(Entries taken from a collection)
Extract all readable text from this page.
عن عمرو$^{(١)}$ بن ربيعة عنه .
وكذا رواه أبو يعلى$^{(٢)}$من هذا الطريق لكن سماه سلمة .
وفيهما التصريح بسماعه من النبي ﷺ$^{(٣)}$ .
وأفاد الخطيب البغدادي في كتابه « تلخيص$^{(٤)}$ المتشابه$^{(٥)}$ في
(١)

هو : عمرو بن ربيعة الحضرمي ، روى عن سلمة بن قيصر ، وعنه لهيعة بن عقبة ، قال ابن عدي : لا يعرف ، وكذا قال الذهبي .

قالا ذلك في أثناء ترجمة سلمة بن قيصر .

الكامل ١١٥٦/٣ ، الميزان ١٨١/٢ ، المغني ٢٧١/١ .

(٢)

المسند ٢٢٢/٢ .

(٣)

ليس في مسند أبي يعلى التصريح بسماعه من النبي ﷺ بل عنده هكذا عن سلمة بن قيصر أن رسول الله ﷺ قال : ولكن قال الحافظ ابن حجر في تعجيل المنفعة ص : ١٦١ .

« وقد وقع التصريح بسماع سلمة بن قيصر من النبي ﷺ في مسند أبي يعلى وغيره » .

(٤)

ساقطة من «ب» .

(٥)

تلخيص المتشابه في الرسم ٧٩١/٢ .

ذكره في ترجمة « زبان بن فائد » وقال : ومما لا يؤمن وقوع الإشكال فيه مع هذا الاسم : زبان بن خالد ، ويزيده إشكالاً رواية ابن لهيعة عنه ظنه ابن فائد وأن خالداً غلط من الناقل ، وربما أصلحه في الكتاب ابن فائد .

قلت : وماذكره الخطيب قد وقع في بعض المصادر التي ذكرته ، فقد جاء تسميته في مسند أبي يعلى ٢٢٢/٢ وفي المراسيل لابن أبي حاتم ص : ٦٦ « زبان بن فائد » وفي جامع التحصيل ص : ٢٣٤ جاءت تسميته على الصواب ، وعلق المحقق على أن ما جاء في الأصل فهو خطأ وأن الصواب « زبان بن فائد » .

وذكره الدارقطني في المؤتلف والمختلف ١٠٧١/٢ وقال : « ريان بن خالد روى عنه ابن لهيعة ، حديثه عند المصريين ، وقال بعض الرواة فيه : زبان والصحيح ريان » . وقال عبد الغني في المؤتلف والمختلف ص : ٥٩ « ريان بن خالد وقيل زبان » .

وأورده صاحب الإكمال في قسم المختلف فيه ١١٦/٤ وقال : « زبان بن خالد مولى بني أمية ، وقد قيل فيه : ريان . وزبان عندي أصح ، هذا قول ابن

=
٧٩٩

INSTRUCTION:
Pick out the lines containing the word "عمرو" and show them.

WRITTEN RESPONSE:
عن عمرو$^{(١)}$ بن ربيعة عنه .
هو : عمرو بن ربيعة الحضرمي ، روى عن سلمة بن قيصر ، وعنه لهيعة بن عقبة ، قال ابن عدي : لا يعرف ، وكذا قال الذهبي .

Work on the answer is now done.